Look through the data below. Show each line where the string "Modules" occurs.

**Dataset excerpts**:
___

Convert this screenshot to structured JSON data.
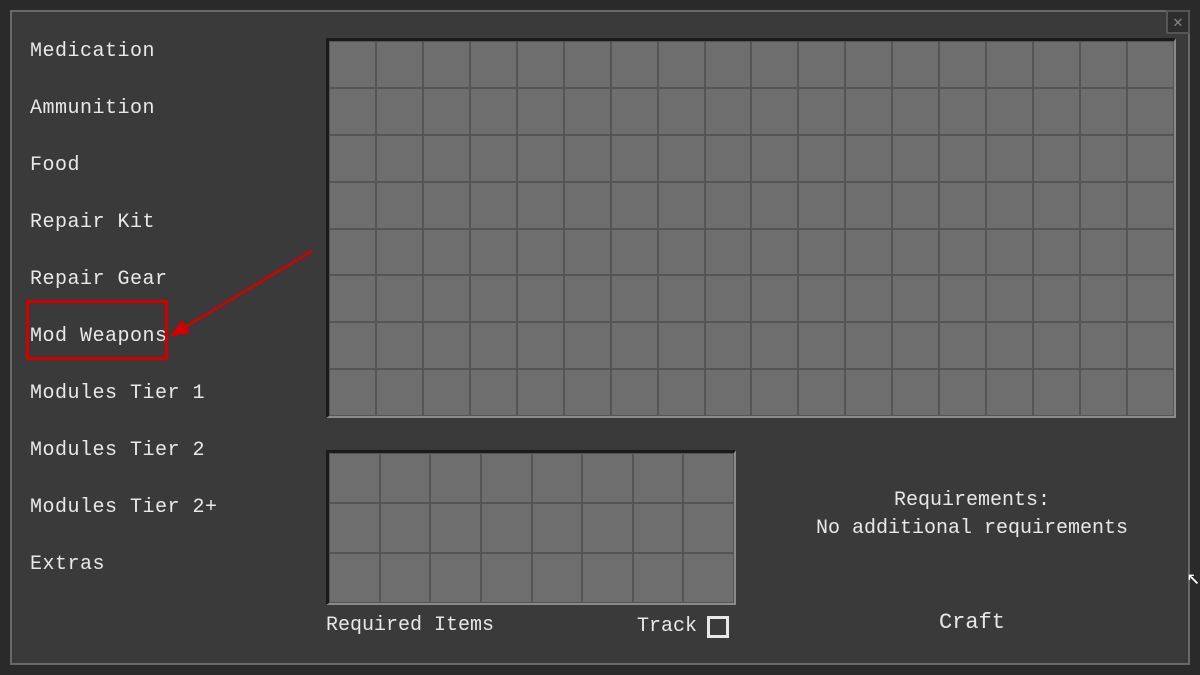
{
  "sidebar": {
    "items": [
      {
        "label": "Medication"
      },
      {
        "label": "Ammunition"
      },
      {
        "label": "Food"
      },
      {
        "label": "Repair Kit"
      },
      {
        "label": "Repair Gear"
      },
      {
        "label": "Mod Weapons"
      },
      {
        "label": "Modules Tier 1"
      },
      {
        "label": "Modules Tier 2"
      },
      {
        "label": "Modules Tier 2+"
      },
      {
        "label": "Extras"
      }
    ],
    "highlighted_index": 5
  },
  "main_grid": {
    "cols": 18,
    "rows": 8
  },
  "required_grid": {
    "cols": 8,
    "rows": 3
  },
  "labels": {
    "required_items": "Required Items",
    "track": "Track",
    "requirements_title": "Requirements:",
    "requirements_text": "No additional requirements",
    "craft": "Craft"
  },
  "track_checked": false,
  "colors": {
    "highlight": "#d40000",
    "panel_bg": "#3a3a3a",
    "grid_bg": "#6e6e6e",
    "text": "#e8e8e8"
  }
}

___

**Result of the exercise**:
        "label": "Modules Tier 1"
        "label": "Modules Tier 2"
        "label": "Modules Tier 2+"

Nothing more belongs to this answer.